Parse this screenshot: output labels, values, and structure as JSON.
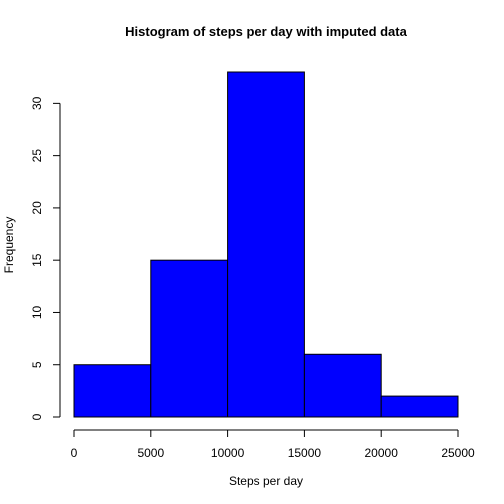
{
  "chart_data": {
    "type": "bar",
    "subtype": "histogram",
    "title": "Histogram of steps per day with imputed data",
    "xlabel": "Steps per day",
    "ylabel": "Frequency",
    "bins": [
      {
        "from": 0,
        "to": 5000,
        "count": 5
      },
      {
        "from": 5000,
        "to": 10000,
        "count": 15
      },
      {
        "from": 10000,
        "to": 15000,
        "count": 33
      },
      {
        "from": 15000,
        "to": 20000,
        "count": 6
      },
      {
        "from": 20000,
        "to": 25000,
        "count": 2
      }
    ],
    "xlim": [
      0,
      25000
    ],
    "ylim": [
      0,
      33
    ],
    "xticks": [
      0,
      5000,
      10000,
      15000,
      20000,
      25000
    ],
    "yticks": [
      0,
      5,
      10,
      15,
      20,
      25,
      30
    ],
    "bar_color": "#0000ff",
    "bar_border_color": "#000000",
    "grid": false,
    "legend": "none"
  }
}
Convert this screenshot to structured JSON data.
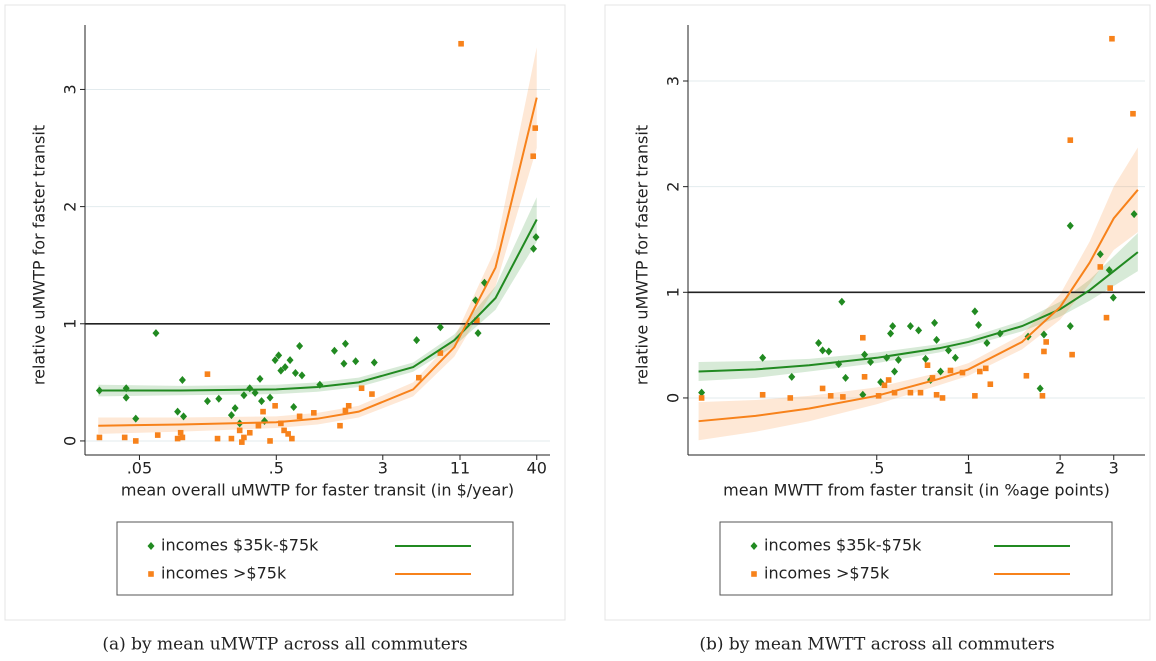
{
  "chart_data": [
    {
      "type": "scatter",
      "caption": "(a) by mean uMWTP across all commuters",
      "xlabel": "mean overall uMWTP for faster transit (in $/year)",
      "ylabel": "relative uMWTP for faster transit",
      "log_x": true,
      "grid": true,
      "reference_line": 1,
      "xlim": [
        0.02,
        50
      ],
      "ylim": [
        -0.12,
        3.55
      ],
      "xticks": [
        {
          "value": 0.05,
          "label": ".05"
        },
        {
          "value": 0.5,
          "label": ".5"
        },
        3,
        11,
        40
      ],
      "yticks": [
        0,
        1,
        2,
        3
      ],
      "series": [
        {
          "name": "incomes $35k-$75k",
          "color": "#218a21",
          "marker": "diamond",
          "x": [
            0.0255,
            0.04,
            0.04,
            0.047,
            0.066,
            0.103,
            0.095,
            0.105,
            0.157,
            0.19,
            0.235,
            0.25,
            0.27,
            0.29,
            0.32,
            0.35,
            0.38,
            0.39,
            0.41,
            0.45,
            0.49,
            0.52,
            0.54,
            0.58,
            0.63,
            0.67,
            0.69,
            0.77,
            0.74,
            1.04,
            1.33,
            1.56,
            1.6,
            1.9,
            2.6,
            5.3,
            7.9,
            14.9,
            14.3,
            16.6,
            37.9,
            39.5
          ],
          "values": [
            0.43,
            0.45,
            0.37,
            0.19,
            0.92,
            0.52,
            0.25,
            0.21,
            0.34,
            0.36,
            0.22,
            0.28,
            0.15,
            0.39,
            0.45,
            0.41,
            0.53,
            0.34,
            0.17,
            0.37,
            0.69,
            0.73,
            0.6,
            0.63,
            0.69,
            0.29,
            0.58,
            0.56,
            0.81,
            0.48,
            0.77,
            0.66,
            0.83,
            0.68,
            0.67,
            0.86,
            0.97,
            0.92,
            1.2,
            1.35,
            1.64,
            1.74
          ],
          "fit": {
            "x": [
              0.025,
              0.1,
              0.5,
              1,
              2,
              5,
              10,
              20,
              40
            ],
            "y": [
              0.43,
              0.43,
              0.44,
              0.46,
              0.5,
              0.63,
              0.86,
              1.22,
              1.89
            ],
            "lower": [
              0.38,
              0.39,
              0.4,
              0.42,
              0.46,
              0.59,
              0.81,
              1.12,
              1.7
            ],
            "upper": [
              0.48,
              0.47,
              0.48,
              0.5,
              0.54,
              0.67,
              0.91,
              1.32,
              2.08
            ]
          }
        },
        {
          "name": "incomes >$75k",
          "color": "#f7821b",
          "marker": "square",
          "x": [
            0.0255,
            0.039,
            0.047,
            0.068,
            0.095,
            0.1,
            0.103,
            0.157,
            0.186,
            0.235,
            0.27,
            0.28,
            0.29,
            0.32,
            0.37,
            0.4,
            0.45,
            0.49,
            0.54,
            0.57,
            0.61,
            0.65,
            0.74,
            0.94,
            1.6,
            1.69,
            2.1,
            2.5,
            1.46,
            5.5,
            7.9,
            11.2,
            14.6,
            39,
            37.7
          ],
          "values": [
            0.03,
            0.03,
            0.0,
            0.05,
            0.02,
            0.07,
            0.03,
            0.57,
            0.02,
            0.02,
            0.09,
            -0.01,
            0.03,
            0.07,
            0.13,
            0.25,
            0.0,
            0.3,
            0.15,
            0.09,
            0.06,
            0.02,
            0.21,
            0.24,
            0.26,
            0.3,
            0.45,
            0.4,
            0.13,
            0.54,
            0.75,
            3.39,
            1.03,
            2.67,
            2.43
          ],
          "fit": {
            "x": [
              0.025,
              0.1,
              0.5,
              1,
              2,
              5,
              10,
              20,
              40
            ],
            "y": [
              0.13,
              0.14,
              0.16,
              0.19,
              0.25,
              0.44,
              0.8,
              1.48,
              2.93
            ],
            "lower": [
              0.06,
              0.08,
              0.11,
              0.14,
              0.2,
              0.38,
              0.72,
              1.32,
              2.5
            ],
            "upper": [
              0.2,
              0.2,
              0.21,
              0.24,
              0.3,
              0.5,
              0.88,
              1.64,
              3.36
            ]
          }
        }
      ]
    },
    {
      "type": "scatter",
      "caption": "(b) by mean MWTT across all commuters",
      "xlabel": "mean MWTT from faster transit (in %age points)",
      "ylabel": "relative uMWTP for faster transit",
      "log_x": true,
      "grid": true,
      "reference_line": 1,
      "xlim": [
        0.12,
        3.8
      ],
      "ylim": [
        -0.54,
        3.53
      ],
      "xticks": [
        {
          "value": 0.5,
          "label": ".5"
        },
        1,
        2,
        3
      ],
      "yticks": [
        0,
        1,
        2,
        3
      ],
      "series": [
        {
          "name": "incomes $35k-$75k",
          "color": "#218a21",
          "marker": "diamond",
          "x": [
            0.133,
            0.211,
            0.263,
            0.322,
            0.332,
            0.348,
            0.375,
            0.384,
            0.395,
            0.45,
            0.456,
            0.477,
            0.515,
            0.539,
            0.555,
            0.564,
            0.572,
            0.589,
            0.645,
            0.686,
            0.723,
            0.751,
            0.774,
            0.786,
            0.81,
            0.86,
            0.906,
            1.05,
            1.08,
            1.15,
            1.27,
            1.57,
            1.72,
            1.77,
            2.16,
            2.16,
            2.71,
            2.9,
            2.99,
            3.5
          ],
          "values": [
            0.05,
            0.38,
            0.2,
            0.52,
            0.45,
            0.44,
            0.32,
            0.91,
            0.19,
            0.03,
            0.41,
            0.34,
            0.15,
            0.38,
            0.61,
            0.68,
            0.25,
            0.36,
            0.68,
            0.64,
            0.37,
            0.17,
            0.71,
            0.55,
            0.25,
            0.45,
            0.38,
            0.82,
            0.69,
            0.52,
            0.61,
            0.58,
            0.09,
            0.6,
            1.63,
            0.68,
            1.36,
            1.21,
            0.95,
            1.74
          ],
          "fit": {
            "x": [
              0.13,
              0.2,
              0.3,
              0.5,
              0.8,
              1,
              1.5,
              2,
              2.5,
              3,
              3.6
            ],
            "y": [
              0.25,
              0.27,
              0.31,
              0.38,
              0.47,
              0.53,
              0.68,
              0.84,
              1.02,
              1.2,
              1.38
            ],
            "lower": [
              0.16,
              0.19,
              0.25,
              0.33,
              0.43,
              0.49,
              0.63,
              0.77,
              0.92,
              1.06,
              1.2
            ],
            "upper": [
              0.34,
              0.35,
              0.37,
              0.43,
              0.51,
              0.57,
              0.73,
              0.91,
              1.12,
              1.34,
              1.56
            ]
          }
        },
        {
          "name": "incomes >$75k",
          "color": "#f7821b",
          "marker": "square",
          "x": [
            0.133,
            0.211,
            0.26,
            0.332,
            0.353,
            0.387,
            0.45,
            0.456,
            0.507,
            0.53,
            0.547,
            0.572,
            0.645,
            0.696,
            0.734,
            0.762,
            0.786,
            0.822,
            0.873,
            0.956,
            1.05,
            1.09,
            1.14,
            1.18,
            1.55,
            1.75,
            1.77,
            1.8,
            2.16,
            2.19,
            2.71,
            2.84,
            2.92,
            2.96,
            3.47
          ],
          "values": [
            0.0,
            0.03,
            0.0,
            0.09,
            0.02,
            0.01,
            0.57,
            0.2,
            0.02,
            0.12,
            0.17,
            0.05,
            0.05,
            0.05,
            0.31,
            0.19,
            0.03,
            0.0,
            0.26,
            0.24,
            0.02,
            0.25,
            0.28,
            0.13,
            0.21,
            0.02,
            0.44,
            0.53,
            2.44,
            0.41,
            1.24,
            0.76,
            1.04,
            3.4,
            2.69
          ],
          "fit": {
            "x": [
              0.13,
              0.2,
              0.3,
              0.5,
              0.8,
              1,
              1.5,
              2,
              2.5,
              3,
              3.6
            ],
            "y": [
              -0.22,
              -0.17,
              -0.1,
              0.02,
              0.18,
              0.27,
              0.53,
              0.86,
              1.28,
              1.7,
              1.97
            ],
            "lower": [
              -0.4,
              -0.32,
              -0.22,
              -0.06,
              0.12,
              0.21,
              0.46,
              0.74,
              1.08,
              1.4,
              1.57
            ],
            "upper": [
              -0.04,
              -0.02,
              0.02,
              0.1,
              0.24,
              0.33,
              0.6,
              0.98,
              1.48,
              2.0,
              2.37
            ]
          }
        }
      ]
    }
  ]
}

* **Aim**: Search the records above for "count". Copy each line where it is found.

* **The result**:
        "count": 5
        "count": 15
        "count": 33
        "count": 6
        "count": 2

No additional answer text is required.